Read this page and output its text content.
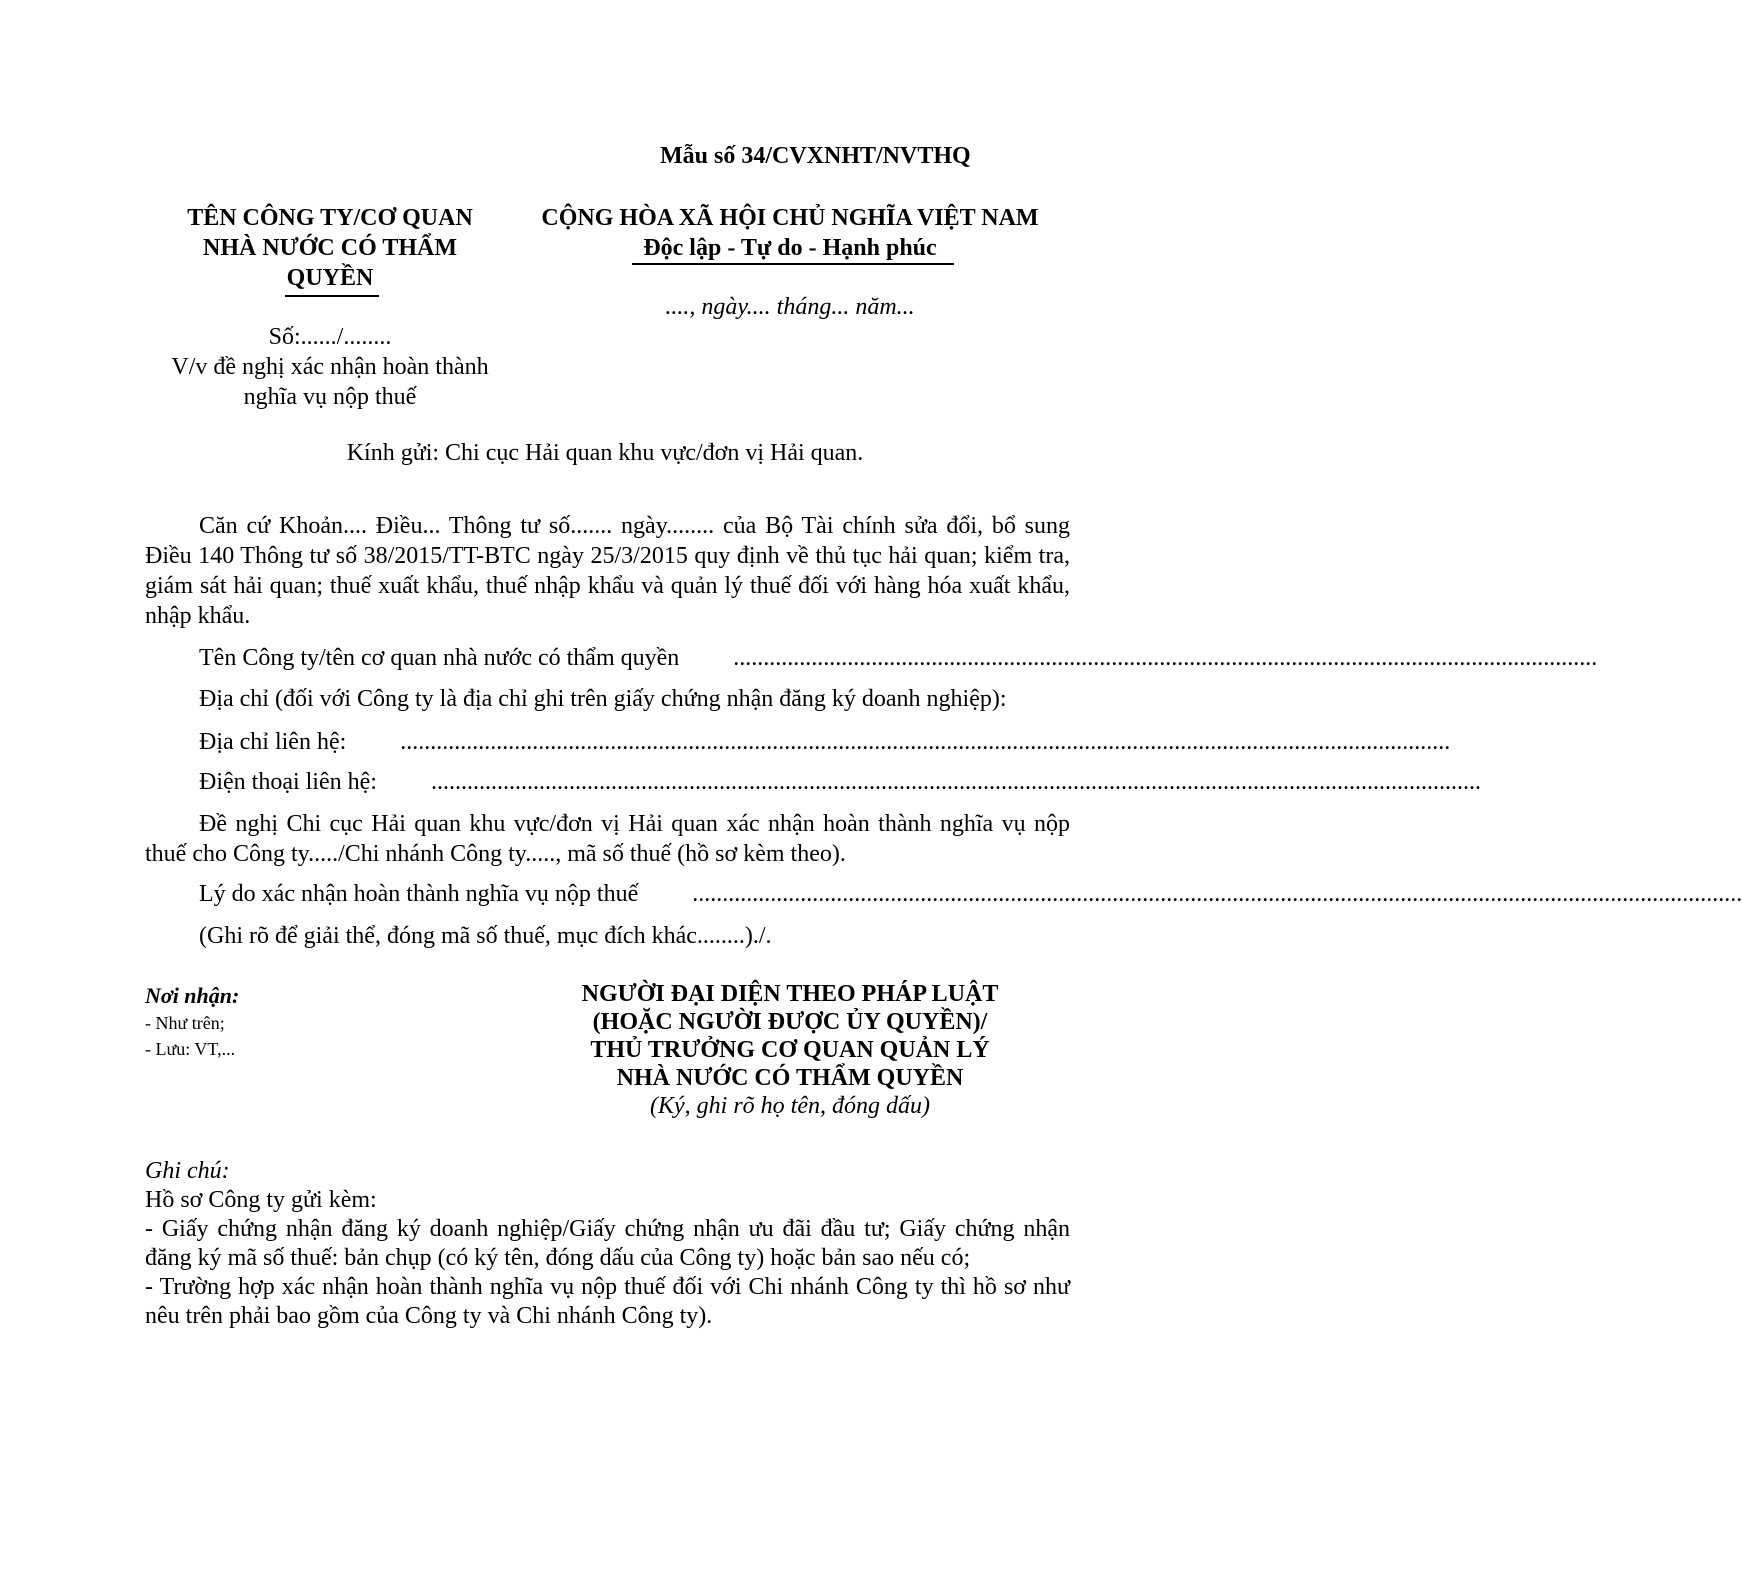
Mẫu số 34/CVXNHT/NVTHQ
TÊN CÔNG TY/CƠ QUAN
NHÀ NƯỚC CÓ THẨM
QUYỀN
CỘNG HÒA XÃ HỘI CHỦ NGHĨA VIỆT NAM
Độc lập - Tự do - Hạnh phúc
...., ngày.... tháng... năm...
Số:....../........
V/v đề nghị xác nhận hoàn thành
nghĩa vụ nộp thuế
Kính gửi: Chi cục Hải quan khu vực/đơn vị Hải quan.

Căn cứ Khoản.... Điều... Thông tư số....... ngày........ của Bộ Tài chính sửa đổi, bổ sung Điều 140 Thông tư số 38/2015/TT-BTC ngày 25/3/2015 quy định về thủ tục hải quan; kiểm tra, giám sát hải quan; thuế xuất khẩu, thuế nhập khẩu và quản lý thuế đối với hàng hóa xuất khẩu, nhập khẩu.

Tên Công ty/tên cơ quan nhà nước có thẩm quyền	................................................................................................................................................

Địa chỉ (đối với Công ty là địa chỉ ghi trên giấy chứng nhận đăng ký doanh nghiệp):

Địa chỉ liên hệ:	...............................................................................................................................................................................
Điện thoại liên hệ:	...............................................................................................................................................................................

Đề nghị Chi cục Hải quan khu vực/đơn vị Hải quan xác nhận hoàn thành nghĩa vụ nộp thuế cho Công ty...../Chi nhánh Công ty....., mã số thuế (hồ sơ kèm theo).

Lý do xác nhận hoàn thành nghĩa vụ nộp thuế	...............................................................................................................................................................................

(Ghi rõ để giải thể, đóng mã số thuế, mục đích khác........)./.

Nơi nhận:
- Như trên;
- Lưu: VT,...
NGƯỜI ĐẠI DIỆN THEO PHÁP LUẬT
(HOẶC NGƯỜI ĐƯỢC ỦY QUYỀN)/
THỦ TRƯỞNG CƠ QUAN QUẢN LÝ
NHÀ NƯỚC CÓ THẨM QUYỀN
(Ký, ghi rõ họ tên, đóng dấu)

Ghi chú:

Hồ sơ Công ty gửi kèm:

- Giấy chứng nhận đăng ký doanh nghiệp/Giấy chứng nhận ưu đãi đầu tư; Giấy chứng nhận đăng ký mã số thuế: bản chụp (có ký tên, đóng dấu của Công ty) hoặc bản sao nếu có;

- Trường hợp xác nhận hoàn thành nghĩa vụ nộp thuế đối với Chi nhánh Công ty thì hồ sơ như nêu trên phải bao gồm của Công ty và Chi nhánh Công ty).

_ _ _ _ _ _ _

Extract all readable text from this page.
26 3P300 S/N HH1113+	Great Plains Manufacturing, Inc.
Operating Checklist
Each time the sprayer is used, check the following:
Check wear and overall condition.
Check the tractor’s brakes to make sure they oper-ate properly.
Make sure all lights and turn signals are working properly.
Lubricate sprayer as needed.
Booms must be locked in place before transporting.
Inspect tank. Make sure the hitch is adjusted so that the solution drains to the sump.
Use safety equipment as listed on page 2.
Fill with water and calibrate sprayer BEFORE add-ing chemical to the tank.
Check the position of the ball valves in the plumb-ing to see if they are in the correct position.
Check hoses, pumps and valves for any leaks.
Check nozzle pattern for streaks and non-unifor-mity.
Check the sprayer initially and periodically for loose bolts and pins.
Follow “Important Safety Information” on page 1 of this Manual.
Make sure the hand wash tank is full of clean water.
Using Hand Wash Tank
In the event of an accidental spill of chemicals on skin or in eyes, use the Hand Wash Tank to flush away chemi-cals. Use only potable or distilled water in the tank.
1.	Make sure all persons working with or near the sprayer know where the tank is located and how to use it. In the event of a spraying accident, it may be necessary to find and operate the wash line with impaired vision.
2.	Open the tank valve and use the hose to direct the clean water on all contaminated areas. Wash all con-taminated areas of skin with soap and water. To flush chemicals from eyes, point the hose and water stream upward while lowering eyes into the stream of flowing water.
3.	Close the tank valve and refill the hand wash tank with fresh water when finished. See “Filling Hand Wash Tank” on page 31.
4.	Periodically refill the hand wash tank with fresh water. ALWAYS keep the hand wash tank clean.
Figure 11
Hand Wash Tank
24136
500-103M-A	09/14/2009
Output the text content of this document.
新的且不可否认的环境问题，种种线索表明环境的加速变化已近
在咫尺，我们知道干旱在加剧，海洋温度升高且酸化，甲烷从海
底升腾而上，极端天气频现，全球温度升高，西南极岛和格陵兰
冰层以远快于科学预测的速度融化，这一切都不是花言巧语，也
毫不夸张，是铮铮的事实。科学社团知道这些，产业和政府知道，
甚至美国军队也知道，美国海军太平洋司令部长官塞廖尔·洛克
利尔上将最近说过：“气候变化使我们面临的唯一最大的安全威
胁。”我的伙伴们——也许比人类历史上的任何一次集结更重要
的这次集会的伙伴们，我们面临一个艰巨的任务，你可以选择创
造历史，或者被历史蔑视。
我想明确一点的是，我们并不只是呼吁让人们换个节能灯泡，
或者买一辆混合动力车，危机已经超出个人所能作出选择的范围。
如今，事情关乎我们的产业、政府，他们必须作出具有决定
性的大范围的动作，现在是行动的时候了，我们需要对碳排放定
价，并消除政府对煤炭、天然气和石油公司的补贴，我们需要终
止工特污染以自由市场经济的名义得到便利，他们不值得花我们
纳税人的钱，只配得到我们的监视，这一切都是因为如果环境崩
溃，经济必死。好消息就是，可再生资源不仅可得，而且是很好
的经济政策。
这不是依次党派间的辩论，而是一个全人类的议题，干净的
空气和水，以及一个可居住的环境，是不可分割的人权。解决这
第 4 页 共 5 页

_ _ _ _ _ _ _

Track down every line with the word "doanh" and copy it.

Địa chỉ (đối với Công ty là địa chỉ ghi trên giấy chứng nhận đăng ký doanh nghiệp):
- Giấy chứng nhận đăng ký doanh nghiệp/Giấy chứng nhận ưu đãi đầu tư; Giấy chứng nhận đăng ký mã số thuế: bản chụp (có ký tên, đóng dấu của Công ty) hoặc bản sao nếu có;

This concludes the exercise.